WHAT YOU NEED TO DO
Across the entries below, count the lines in which the word "знайомих" occurs. Reply with the count alone.

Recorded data
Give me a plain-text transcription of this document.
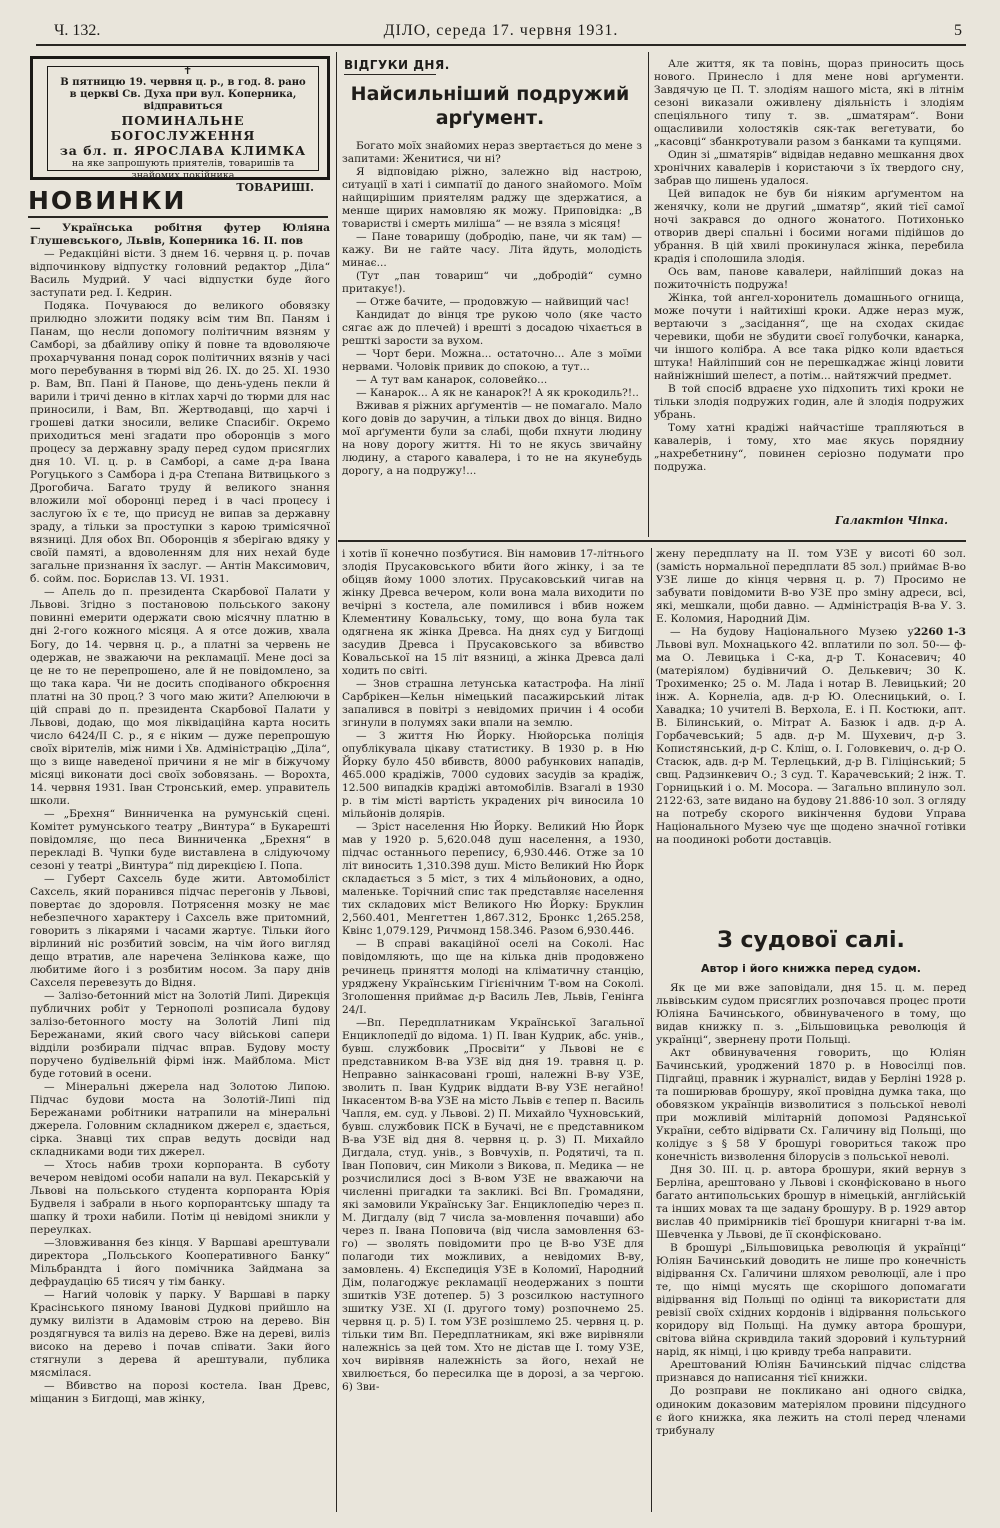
Ч. 132.	ДІЛО, середа 17. червня 1931.	5
✝
В пятницю 19. червня ц. р., в год. 8. рано
в церкві Св. Духа при вул. Коперника,
відправиться
ПОМИНАЛЬНЕ БОГОСЛУЖЕННЯ
за бл. п. ЯРОСЛАВА КЛИМКА
на яке запрошують приятелів, товаришів та знайомих покійника
ТОВАРИШІ.
НОВИНКИ

— Українська робітня футер Юліяна Глушевського, Львів, Коперника 16. II. пов

— Редакційні вісти. З днем 16. червня ц. р. почав відпочинкову відпустку головний редактор „Діла“ Василь Мудрий. У часі відпустки буде його заступати ред. І. Кедрин.

Подяка. Почуваюся до великого обовязку прилюдно зложити подяку всім тим Вп. Паням і Панам, що несли допомогу політичним вязням у Самборі, за дбайливу опіку й повне та вдоволяюче прохарчування понад сорок політичних вязнів у часі мого перебування в тюрмі від 26. IX. до 25. XI. 1930 р. Вам, Вп. Пані й Панове, що день-удень пекли й варили і тричі денно в кітлах харчі до тюрми для нас приносили, і Вам, Вп. Жертводавці, що харчі і грошеві датки зносили, велике Спасибіг. Окремо приходиться мені згадати про оборонців з мого процесу за державну зраду перед судом присяглих дня 10. VI. ц. р. в Самборі, а саме д-ра Івана Рогуцького з Самбора і д-ра Степана Витвицького з Дрогобича. Багато труду й великого знання вложили мої оборонці перед і в часі процесу і заслугою їх є те, що присуд не випав за державну зраду, а тільки за проступки з карою тримісячної вязниці. Для обох Вп. Оборонців я зберігаю вдяку у своїй памяті, а вдоволенням для них нехай буде загальне признання їх заслуг. — Антін Максимович, б. сойм. пос. Борислав 13. VI. 1931.

— Апель до п. президента Скарбової Палати у Львові. Згідно з постановою польського закону повинні емерити одержати свою місячну платню в дні 2-гого кожного місяця. А я отсе дожив, хвала Богу, до 14. червня ц. р., а платні за червень не одержав, не зважаючи на рекламації. Мене досі за це не то не перепрошено, але й не повідомлено, за що така кара. Чи не досить сподіваного обкроєння платні на 30 проц.? З чого маю жити? Апелюючи в цій справі до п. президента Скарбової Палати у Львові, додаю, що моя ліквідаційна карта носить число 6424/II C. р., я є ніким — дуже перепрошую своїх вірителів, між ними і Хв. Адміністрацію „Діла“, що з вище наведеної причини я не міг в бiжучому місяці виконати досі своїх зобовязань. — Ворохта, 14. червня 1931. Іван Стронський, емер. управитель школи.

— „Брехня“ Винниченка на румунській сцені. Комітет румунського театру „Винтура“ в Букарешті повідомляє, що песа Винниченка „Брехня“ в перекладі В. Чупки буде виставлена в слідуючому сезоні у театрі „Винтура“ під дирекцією І. Попа.

— Губерт Сахсель буде жити. Автомобіліст Сахсель, який поранився підчас перегонів у Львові, повертає до здоровля. Потрясення мозку не має небезпечного характеру і Сахсель вже притомний, говорить з лікарями і часами жартує. Тільки його вірлиний ніс розбитий зовсім, на чім його вигляд дещо втратив, але наречена Зелінкова каже, що любитиме його і з розбитим носом. За пару днів Сахселя перевезуть до Відня.

— Залізо-бетонний міст на Золотій Липі. Дирекція публичних робіт у Тернополі розписала будову залізо-бетонного мосту на Золотій Липі під Бережанами, який свого часу військові сапери відділи розбирали підчас вправ. Будову мосту поручено будівельній фірмі інж. Майблома. Міст буде готовий в осени.

— Мінеральні джерела над Золотою Липою. Підчас будови моста на Золотій-Липі під Бережанами робітники натрапили на мінеральні джерела. Головним складником джерел є, здається, сірка. Знавці тих справ ведуть досвіди над складниками води тих джерел.

— Хтось набив трохи корпоранта. В суботу вечером невідомі особи напали на вул. Пекарській у Львові на польського студента корпоранта Юрія Будвеля і забрали в нього корпорантську шпаду та шапку й трохи набили. Потім ці невідомі зникли у переулках.

—Зловживання без кінця. У Варшаві арештували директора „Польського Кооперативного Банку“ Мільбрандта і його помічника Зайдмана за дефраудацію 65 тисяч у тім банку.

— Нагий чоловік у парку. У Варшаві в парку Красінського пяному Іванові Дудкові прийшло на думку вилізти в Адамовім строю на дерево. Він роздягнувся та виліз на дерево. Вже на дереві, виліз високо на дерево і почав співати. Заки його стягнули з дерева й арештували, публика мясмілася.

— Вбивство на порозі костела. Іван Древс, міщанин з Бигдощі, мав жінку,

ВІДГУКИ ДНЯ.
Найсильніший подружий арґумент.

Богато моїх знайомих нераз звертається до мене з запитами: Женитися, чи ні?

Я відповідаю ріжно, залежно від настрою, ситуації в хаті і симпатії до даного знайомого. Моїм найщирішим приятелям раджу ще здержатися, а менше щирих намовляю як можу. Приповідка: „В товаристві і смерть миліша“ — не взяла з місяця!

— Пане товаришу (добродію, пане, чи як там) — кажу. Ви не гайте часу. Літа йдуть, молодість минає...

(Тут „пан товариш“ чи „добродій“ сумно притакує!).

— Отже бачите, — продовжую — найвищий час!

Кандидат до вінця тре рукою чоло (яке часто сягає аж до плечей) і врешті з досадою чіхається в решткі зарости за вухом.

— Чорт бери. Можна... остаточно... Але з моїми нервами. Чоловік привик до спокою, а тут...

— А тут вам канарок, соловейко...

— Канарок... А як не канарок?! А як крокодиль?!..

Вживав я ріжних арґументів — не помагало. Мало кого довів до заручин, а тільки двох до вінця. Видно мої арґументи були за слабі, щоби пхнути людину на нову дорогу життя. Ні то не якусь звичайну людину, а старого кавалера, і то не на якунебудь дорогу, а на подружу!...

Але життя, як та повінь, щораз приносить щось нового. Принесло і для мене нові арґументи. Завдячую це П. Т. злодіям нашого міста, які в літнім сезоні виказали оживлену діяльність і злодіям спеціяльного типу т. зв. „шматярам“. Вони ощасливили холостяків сяк-так вегетувати, бо „касовці“ збанкротували разом з банками та купцями.

Один зі „шматярів“ відвідав недавно мешкання двох хронічних кавалерів і користаючи з їх твердого сну, забрав що лишень удалося.

Цей випадок не був би ніяким арґументом на женячку, коли не другий „шматяр“, який тієї самої ночі закрався до одного жонатого. Потихонько отворив двері спальні і босими ногами підійшов до убрання. В цій хвилі прокинулася жінка, перебила крадія і сполошила злодія.

Ось вам, панове кавалери, найліпший доказ на пожиточність подружа!

Жінка, той ангел-хоронитель домашнього огнища, може почути і найтихіші кроки. Адже нераз муж, вертаючи з „засідання“, ще на сходах скидає черевики, щоби не збудити своєї голубочки, канарка, чи іншого колібра. А все така рідко коли вдається штука! Найліпший сон не перешкаджає жінці ловити найніжніший шелест, а потім... найтяжчий предмет.

В той спосіб вдраєне ухо підхопить тихі кроки не тільки злодія подружих годин, але й злодія подружих убрань.

Тому хатні крадіжі найчастіше трапляються в кавалерів, і тому, хто має якусь порядниу „нахребетнину“, повинен серіозно подумати про подружа.

Галактіон Чіпка.

і хотів її конечно позбутися. Він намовив 17-літнього злодія Прусаковського вбити його жінку, і за те обіцяв йому 1000 злотих. Прусаковський чигав на жінку Древса вечером, коли вона мала виходити по вечірні з костела, але помилився і вбив ножем Клементину Ковальську, тому, що вона була так одягнена як жінка Древса. На днях суд у Бигдощі засудив Древса і Прусаковського за вбивство Ковальської на 15 літ вязниці, а жінка Древса далі ходить по світі.

— Знов страшна летунська катастрофа. На лінії Сарбрікен—Кельн німецький пасажирський літак запалився в повітрі з невідомих причин і 4 особи згинули в полумях заки впали на землю.

— З життя Ню Йорку. Нюйорська поліція опублікувала цікаву статистику. В 1930 р. в Ню Йорку було 450 вбивств, 8000 рабункових нападів, 465.000 крадіжів, 7000 судових засудів за крадіж, 12.500 випадків крадіжі автомобілів. Взагалі в 1930 р. в тім місті вартість украдених річ виносила 10 мільйонів долярів.

— Зріст населення Ню Йорку. Великий Ню Йорк мав у 1920 р. 5,620.048 душ населення, а 1930, підчас останнього перепису, 6,930.446. Отже за 10 літ виносить 1,310.398 душ. Місто Великий Ню Йорк складається з 5 міст, з тих 4 мільйонових, а одно, маленьке. Торічний спис так представляє населення тих складових міст Великого Ню Йорку: Бруклин 2,560.401, Менгеттен 1,867.312, Бронкс 1,265.258, Квінс 1,079.129, Ричмонд 158.346. Разом 6,930.446.

— В справі вакаційної оселі на Соколі. Нас повідомляють, що ще на кілька днів продовжено речинець приняття молоді на кліматичну станцію, уряджену Українським Гігієнічним Т-вом на Соколі. Зголошення приймає д-р Василь Лев, Львів, Генінга 24/I.

—Вп. Передплатникам Української Загальної Енциклопедії до відома. 1) П. Іван Кудрик, абс. унів., бувш. службовик „Просвіти“ у Львові не є представником В-ва УЗЕ від дня 19. травня ц. р. Неправно заінкасовані гроші, належні В-ву УЗЕ, зволить п. Іван Кудрик віддати В-ву УЗЕ негайно! Інкасентом В-ва УЗЕ на місто Львів є тепер п. Василь Чапля, ем. суд. у Львові. 2) П. Михайло Чухновський, бувш. службовик ПСК в Бучачі, не є представником В-ва УЗЕ від дня 8. червня ц. р. 3) П. Михайло Дигдала, студ. унів., з Вовчухів, п. Родятичі, та п. Іван Попович, син Миколи з Викова, п. Медика — не розчислилися досі з В-вом УЗЕ не вважаючи на численні пригадки та закликі. Всі Вп. Громадяни, які замовили Українську Заг. Енциклопедію через п. М. Дигдалу (від 7 числа за-мовлення почавши) або через п. Івана Поповича (від числа замовлення 63-го) — зволять повідомити про це В-во УЗЕ для полагоди тих можливих, а невідомих В-ву, замовлень. 4) Експедиція УЗЕ в Коломиї, Народний Дім, полагоджує рекламації неодержаних з пошти зшитків УЗЕ дотепер. 5) З розсилкою наступного зшитку УЗЕ. XI (I. другого тому) розпочнемо 25. червня ц. р. 5) I. том УЗЕ розішлемо 25. червня ц. р. тільки тим Вп. Передплатникам, які вже вирівняли належнісь за цей том. Хто не дістав ще I. тому УЗЕ, хоч вирівняв належність за його, нехай не хвилюється, бо пересилка ще в дорозі, а за чергою. 6) Зви-

жену передплату на II. том УЗЕ у висоті 60 зол. (замість нормальної передплати 85 зол.) приймає В-во УЗЕ лише до кінця червня ц. р. 7) Просимо не забувати повідомити В-во УЗЕ про зміну адреси, всі, які, мешкали, щоби давно. — Адміністрація В-ва У. З. Е. Коломия, Народний Дім.

2260 1-3

— На будову Національного Музею у Львові вул. Мохнацького 42. вплатили по зол. 50-— ф-ма О. Левицька і С-ка, д-р Т. Конасевич; 40 (матеріялом) будівничий О. Делькевич; 30 К. Трохименко; 25 о. М. Лада і нотар В. Левицький; 20 інж. А. Корнеліа, адв. д-р Ю. Олесницький, о. І. Хавадка; 10 учителі В. Верхола, Е. і П. Костюки, апт. В. Білинський, о. Мітрат А. Базюк і адв. д-р А. Горбачевський; 5 адв. д-р М. Шухевич, д-р З. Копистянський, д-р С. Кліш, о. І. Головкевич, о. д-р О. Стасюк, адв. д-р М. Терлецький, д-р В. Гіліцінський; 5 свщ. Радзинкевич О.; 3 суд. Т. Карачевський; 2 інж. Т. Горницький і о. М. Мосора. — Загально вплинуло зол. 2122·63, зате видано на будову 21.886·10 зол. З огляду на потребу скорого викінчення будови Управа Національного Музею чує ще щодено значної готівки на поодинокі роботи доставців.

З судової салі.
Автор і його книжка перед судом.

Як це ми вже заповідали, дня 15. ц. м. перед львівським судом присяглих розпочався процес проти Юліяна Бачинського, обвинуваченого в тому, що видав книжку п. з. „Більшовицька революція й українці“, звернену проти Польщі.

Акт обвинувачення говорить, що Юліян Бачинський, уроджений 1870 р. в Новосілці пов. Підгайці, правник і журналіст, видав у Берліні 1928 р. та поширював брошуру, якої провідна думка така, що обовязком українців визволитися з польської неволі при можливій мілітарній допомозі Радянської України, себто відірвати Сх. Галичину від Польщі, що колідує з § 58 У брошурі говориться також про конечність визволення білорусів з польської неволі.

Дня 30. III. ц. р. автора брошури, який вернув з Берліна, арештовано у Львові і сконфісковано в нього багато антипольських брошур в німецькій, англійській та інших мовах та ще задану брошуру. В р. 1929 автор вислав 40 примірників тієї брошури книгарні т-ва ім. Шевченка у Львові, де її сконфісковано.

В брошурі „Більшовицька революція й українці“ Юліян Бачинський доводить не лише про конечність відірвання Сх. Галичини шляхом революції, але і про те, що німці мусять ще скорішого допомагати відірвання від Польщі по одінці та використати для ревізії своїх східних кордонів і відірвання польського коридору від Польщі. На думку автора брошури, світова війна скривдила такий здоровий і культурний нарід, як німці, і цю кривду треба направити.

Арештований Юліян Бачинський підчас слідства признався до написання тієї книжки.

До розправи не покликано ані одного свідка, одиноким доказовим матеріялом провини підсудного є його книжка, яка лежить на столі перед членами трибуналу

EXPECTED ANSWER
2